Directive: Print all of the entries exactly, minus the pictures.

begin Raw records

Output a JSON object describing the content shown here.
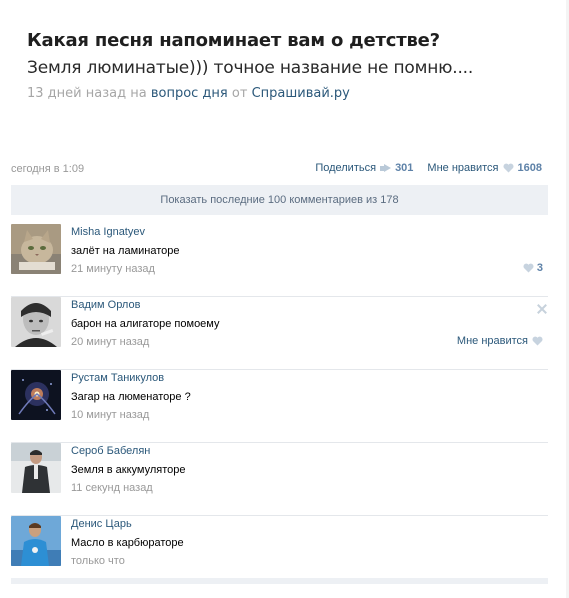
{
  "question": {
    "title": "Какая песня напоминает вам о детстве?",
    "answer": "Земля люминатые))) точное название не помню....",
    "meta_time": "13 дней назад",
    "meta_on": "на",
    "meta_topic": "вопрос дня",
    "meta_from": "от",
    "meta_source": "Спрашивай.ру"
  },
  "post": {
    "date": "сегодня в 1:09",
    "share_label": "Поделиться",
    "share_count": "301",
    "like_label": "Мне нравится",
    "like_count": "1608"
  },
  "show_all": "Показать последние 100 комментариев из 178",
  "comments": [
    {
      "name": "Misha Ignatyev",
      "text": "залёт на ламинаторе",
      "time": "21 минуту назад",
      "likes": "3"
    },
    {
      "name": "Вадим Орлов",
      "text": "барон на алигаторе помоему",
      "time": "20 минут назад",
      "like_label": "Мне нравится"
    },
    {
      "name": "Рустам Таникулов",
      "text": "Загар на люменаторе ?",
      "time": "10 минут назад"
    },
    {
      "name": "Сероб Бабелян",
      "text": "Земля в аккумуляторе",
      "time": "11 секунд назад"
    },
    {
      "name": "Денис Царь",
      "text": "Масло в карбюраторе",
      "time": "только что"
    }
  ],
  "icons": {
    "share": "megaphone-icon",
    "like": "heart-icon",
    "delete": "close-icon"
  },
  "colors": {
    "link": "#2b587a",
    "muted": "#999999",
    "panel": "#edf0f4"
  }
}
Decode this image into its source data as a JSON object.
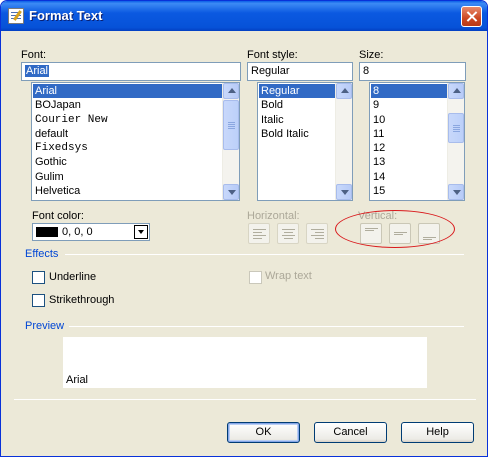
{
  "window": {
    "title": "Format Text"
  },
  "font": {
    "label": "Font:",
    "value": "Arial",
    "list": [
      "Arial",
      "BOJapan",
      "Courier New",
      "default",
      "Fixedsys",
      "Gothic",
      "Gulim",
      "Helvetica"
    ],
    "selected_index": 0
  },
  "font_style": {
    "label": "Font style:",
    "value": "Regular",
    "list": [
      "Regular",
      "Bold",
      "Italic",
      "Bold Italic"
    ],
    "selected_index": 0
  },
  "size": {
    "label": "Size:",
    "value": "8",
    "list": [
      "8",
      "9",
      "10",
      "11",
      "12",
      "13",
      "14",
      "15"
    ],
    "selected_index": 0
  },
  "font_color": {
    "label": "Font color:",
    "value": "0, 0, 0",
    "swatch": "#000000"
  },
  "horizontal": {
    "label": "Horizontal:"
  },
  "vertical": {
    "label": "Vertical:"
  },
  "effects": {
    "title": "Effects",
    "underline": "Underline",
    "strikethrough": "Strikethrough",
    "wrap_text": "Wrap text"
  },
  "preview": {
    "title": "Preview",
    "sample": "Arial"
  },
  "buttons": {
    "ok": "OK",
    "cancel": "Cancel",
    "help": "Help"
  },
  "colors": {
    "accent": "#316ac5",
    "section": "#0046d5",
    "highlight_ellipse": "#d9191c"
  }
}
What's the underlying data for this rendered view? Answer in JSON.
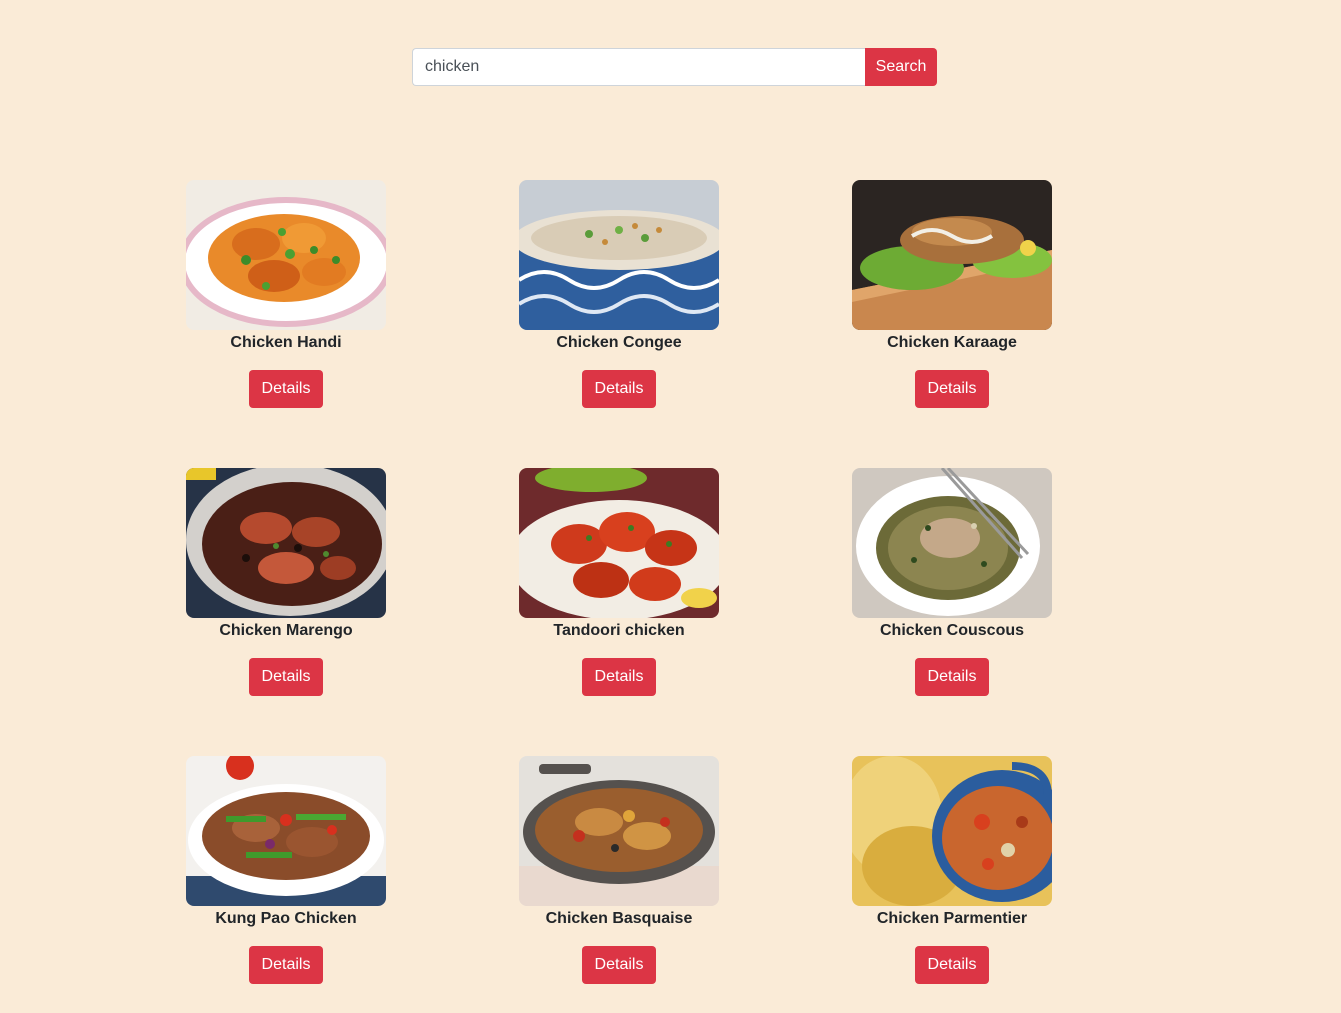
{
  "search": {
    "value": "chicken",
    "button_label": "Search"
  },
  "theme": {
    "page_background": "#faebd7",
    "accent": "#dc3545",
    "button_text": "#ffffff"
  },
  "meals": [
    {
      "name": "Chicken Handi",
      "details_label": "Details",
      "image": "chicken-handi-photo"
    },
    {
      "name": "Chicken Congee",
      "details_label": "Details",
      "image": "chicken-congee-photo"
    },
    {
      "name": "Chicken Karaage",
      "details_label": "Details",
      "image": "chicken-karaage-photo"
    },
    {
      "name": "Chicken Marengo",
      "details_label": "Details",
      "image": "chicken-marengo-photo"
    },
    {
      "name": "Tandoori chicken",
      "details_label": "Details",
      "image": "tandoori-chicken-photo"
    },
    {
      "name": "Chicken Couscous",
      "details_label": "Details",
      "image": "chicken-couscous-photo"
    },
    {
      "name": "Kung Pao Chicken",
      "details_label": "Details",
      "image": "kung-pao-chicken-photo"
    },
    {
      "name": "Chicken Basquaise",
      "details_label": "Details",
      "image": "chicken-basquaise-photo"
    },
    {
      "name": "Chicken Parmentier",
      "details_label": "Details",
      "image": "chicken-parmentier-photo"
    }
  ]
}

end Raw records

Solution to the exercise:
Output a JSON object describing the content shown here.
{
  "question": {
    "title": "Какая песня напоминает вам о детстве?",
    "answer": "Земля люминатые))) точное название не помню....",
    "meta_time": "13 дней назад",
    "meta_on": "на",
    "meta_topic": "вопрос дня",
    "meta_from": "от",
    "meta_source": "Спрашивай.ру"
  },
  "post": {
    "date": "сегодня в 1:09",
    "share_label": "Поделиться",
    "share_count": "301",
    "like_label": "Мне нравится",
    "like_count": "1608"
  },
  "show_all": "Показать последние 100 комментариев из 178",
  "comments": [
    {
      "name": "Misha Ignatyev",
      "text": "залёт на ламинаторе",
      "time": "21 минуту назад",
      "likes": "3"
    },
    {
      "name": "Вадим Орлов",
      "text": "барон на алигаторе помоему",
      "time": "20 минут назад",
      "like_label": "Мне нравится"
    },
    {
      "name": "Рустам Таникулов",
      "text": "Загар на люменаторе ?",
      "time": "10 минут назад"
    },
    {
      "name": "Сероб Бабелян",
      "text": "Земля в аккумуляторе",
      "time": "11 секунд назад"
    },
    {
      "name": "Денис Царь",
      "text": "Масло в карбюраторе",
      "time": "только что"
    }
  ],
  "icons": {
    "share": "megaphone-icon",
    "like": "heart-icon",
    "delete": "close-icon"
  },
  "colors": {
    "link": "#2b587a",
    "muted": "#999999",
    "panel": "#edf0f4"
  }
}
Decode this image into its source data as a JSON object.
{
  "window": {
    "title": "Format Text"
  },
  "font": {
    "label": "Font:",
    "value": "Arial",
    "list": [
      "Arial",
      "BOJapan",
      "Courier New",
      "default",
      "Fixedsys",
      "Gothic",
      "Gulim",
      "Helvetica"
    ],
    "selected_index": 0
  },
  "font_style": {
    "label": "Font style:",
    "value": "Regular",
    "list": [
      "Regular",
      "Bold",
      "Italic",
      "Bold Italic"
    ],
    "selected_index": 0
  },
  "size": {
    "label": "Size:",
    "value": "8",
    "list": [
      "8",
      "9",
      "10",
      "11",
      "12",
      "13",
      "14",
      "15"
    ],
    "selected_index": 0
  },
  "font_color": {
    "label": "Font color:",
    "value": "0, 0, 0",
    "swatch": "#000000"
  },
  "horizontal": {
    "label": "Horizontal:"
  },
  "vertical": {
    "label": "Vertical:"
  },
  "effects": {
    "title": "Effects",
    "underline": "Underline",
    "strikethrough": "Strikethrough",
    "wrap_text": "Wrap text"
  },
  "preview": {
    "title": "Preview",
    "sample": "Arial"
  },
  "buttons": {
    "ok": "OK",
    "cancel": "Cancel",
    "help": "Help"
  },
  "colors": {
    "accent": "#316ac5",
    "section": "#0046d5",
    "highlight_ellipse": "#d9191c"
  }
}
What's the underlying data for this rendered view? Answer in JSON.
{
  "search": {
    "value": "chicken",
    "button_label": "Search"
  },
  "theme": {
    "page_background": "#faebd7",
    "accent": "#dc3545",
    "button_text": "#ffffff"
  },
  "meals": [
    {
      "name": "Chicken Handi",
      "details_label": "Details",
      "image": "chicken-handi-photo"
    },
    {
      "name": "Chicken Congee",
      "details_label": "Details",
      "image": "chicken-congee-photo"
    },
    {
      "name": "Chicken Karaage",
      "details_label": "Details",
      "image": "chicken-karaage-photo"
    },
    {
      "name": "Chicken Marengo",
      "details_label": "Details",
      "image": "chicken-marengo-photo"
    },
    {
      "name": "Tandoori chicken",
      "details_label": "Details",
      "image": "tandoori-chicken-photo"
    },
    {
      "name": "Chicken Couscous",
      "details_label": "Details",
      "image": "chicken-couscous-photo"
    },
    {
      "name": "Kung Pao Chicken",
      "details_label": "Details",
      "image": "kung-pao-chicken-photo"
    },
    {
      "name": "Chicken Basquaise",
      "details_label": "Details",
      "image": "chicken-basquaise-photo"
    },
    {
      "name": "Chicken Parmentier",
      "details_label": "Details",
      "image": "chicken-parmentier-photo"
    }
  ]
}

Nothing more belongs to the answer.